Task requirements: What follows is a listing to be transcribed exactly.

Data for processing:
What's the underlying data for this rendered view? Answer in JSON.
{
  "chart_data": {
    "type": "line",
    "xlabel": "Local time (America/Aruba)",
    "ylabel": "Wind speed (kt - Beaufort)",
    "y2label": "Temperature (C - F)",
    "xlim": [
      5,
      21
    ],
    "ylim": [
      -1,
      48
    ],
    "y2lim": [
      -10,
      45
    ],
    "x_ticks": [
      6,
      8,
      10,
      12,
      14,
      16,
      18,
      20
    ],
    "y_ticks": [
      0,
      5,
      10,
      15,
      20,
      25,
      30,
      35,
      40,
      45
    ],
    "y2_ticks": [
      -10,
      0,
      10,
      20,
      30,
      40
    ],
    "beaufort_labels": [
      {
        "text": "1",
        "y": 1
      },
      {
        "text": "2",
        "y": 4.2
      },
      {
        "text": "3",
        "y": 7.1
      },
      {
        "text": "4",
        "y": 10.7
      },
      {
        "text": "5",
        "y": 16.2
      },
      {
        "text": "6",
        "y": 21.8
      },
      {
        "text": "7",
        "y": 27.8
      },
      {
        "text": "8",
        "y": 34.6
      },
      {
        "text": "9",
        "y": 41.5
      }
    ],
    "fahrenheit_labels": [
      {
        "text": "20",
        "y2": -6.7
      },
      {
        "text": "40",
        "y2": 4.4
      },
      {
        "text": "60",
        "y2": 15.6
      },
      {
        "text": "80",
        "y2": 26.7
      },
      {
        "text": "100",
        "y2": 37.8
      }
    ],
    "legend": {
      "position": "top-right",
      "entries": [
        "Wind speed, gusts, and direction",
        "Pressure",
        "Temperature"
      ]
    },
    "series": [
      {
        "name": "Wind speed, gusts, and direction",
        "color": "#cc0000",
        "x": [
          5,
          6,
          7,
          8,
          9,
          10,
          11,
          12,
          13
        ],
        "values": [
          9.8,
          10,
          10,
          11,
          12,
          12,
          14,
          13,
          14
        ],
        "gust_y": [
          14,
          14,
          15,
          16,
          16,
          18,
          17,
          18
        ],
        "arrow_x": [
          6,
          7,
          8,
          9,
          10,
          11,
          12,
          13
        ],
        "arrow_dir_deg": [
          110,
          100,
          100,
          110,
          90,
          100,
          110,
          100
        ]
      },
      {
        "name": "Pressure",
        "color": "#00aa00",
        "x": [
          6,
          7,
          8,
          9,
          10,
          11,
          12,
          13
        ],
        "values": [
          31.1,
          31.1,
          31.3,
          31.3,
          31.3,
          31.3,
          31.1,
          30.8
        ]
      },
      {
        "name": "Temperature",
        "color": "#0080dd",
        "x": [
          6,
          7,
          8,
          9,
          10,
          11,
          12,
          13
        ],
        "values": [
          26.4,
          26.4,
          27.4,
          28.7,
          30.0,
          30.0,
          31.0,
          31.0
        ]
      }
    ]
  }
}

Reply to the exercise:
What's the underlying data for this rendered view? Answer in JSON.
{
  "chart_data": {
    "type": "line",
    "xlabel": "Local time (America/Aruba)",
    "ylabel": "Wind speed (kt - Beaufort)",
    "y2label": "Temperature (C - F)",
    "xlim": [
      5,
      21
    ],
    "ylim": [
      -1,
      48
    ],
    "y2lim": [
      -10,
      45
    ],
    "x_ticks": [
      6,
      8,
      10,
      12,
      14,
      16,
      18,
      20
    ],
    "y_ticks": [
      0,
      5,
      10,
      15,
      20,
      25,
      30,
      35,
      40,
      45
    ],
    "y2_ticks": [
      -10,
      0,
      10,
      20,
      30,
      40
    ],
    "beaufort_labels": [
      {
        "text": "1",
        "y": 1
      },
      {
        "text": "2",
        "y": 4.2
      },
      {
        "text": "3",
        "y": 7.1
      },
      {
        "text": "4",
        "y": 10.7
      },
      {
        "text": "5",
        "y": 16.2
      },
      {
        "text": "6",
        "y": 21.8
      },
      {
        "text": "7",
        "y": 27.8
      },
      {
        "text": "8",
        "y": 34.6
      },
      {
        "text": "9",
        "y": 41.5
      }
    ],
    "fahrenheit_labels": [
      {
        "text": "20",
        "y2": -6.7
      },
      {
        "text": "40",
        "y2": 4.4
      },
      {
        "text": "60",
        "y2": 15.6
      },
      {
        "text": "80",
        "y2": 26.7
      },
      {
        "text": "100",
        "y2": 37.8
      }
    ],
    "legend": {
      "position": "top-right",
      "entries": [
        "Wind speed, gusts, and direction",
        "Pressure",
        "Temperature"
      ]
    },
    "series": [
      {
        "name": "Wind speed, gusts, and direction",
        "color": "#cc0000",
        "x": [
          5,
          6,
          7,
          8,
          9,
          10,
          11,
          12,
          13
        ],
        "values": [
          9.8,
          10,
          10,
          11,
          12,
          12,
          14,
          13,
          14
        ],
        "gust_y": [
          14,
          14,
          15,
          16,
          16,
          18,
          17,
          18
        ],
        "arrow_x": [
          6,
          7,
          8,
          9,
          10,
          11,
          12,
          13
        ],
        "arrow_dir_deg": [
          110,
          100,
          100,
          110,
          90,
          100,
          110,
          100
        ]
      },
      {
        "name": "Pressure",
        "color": "#00aa00",
        "x": [
          6,
          7,
          8,
          9,
          10,
          11,
          12,
          13
        ],
        "values": [
          31.1,
          31.1,
          31.3,
          31.3,
          31.3,
          31.3,
          31.1,
          30.8
        ]
      },
      {
        "name": "Temperature",
        "color": "#0080dd",
        "x": [
          6,
          7,
          8,
          9,
          10,
          11,
          12,
          13
        ],
        "values": [
          26.4,
          26.4,
          27.4,
          28.7,
          30.0,
          30.0,
          31.0,
          31.0
        ]
      }
    ]
  }
}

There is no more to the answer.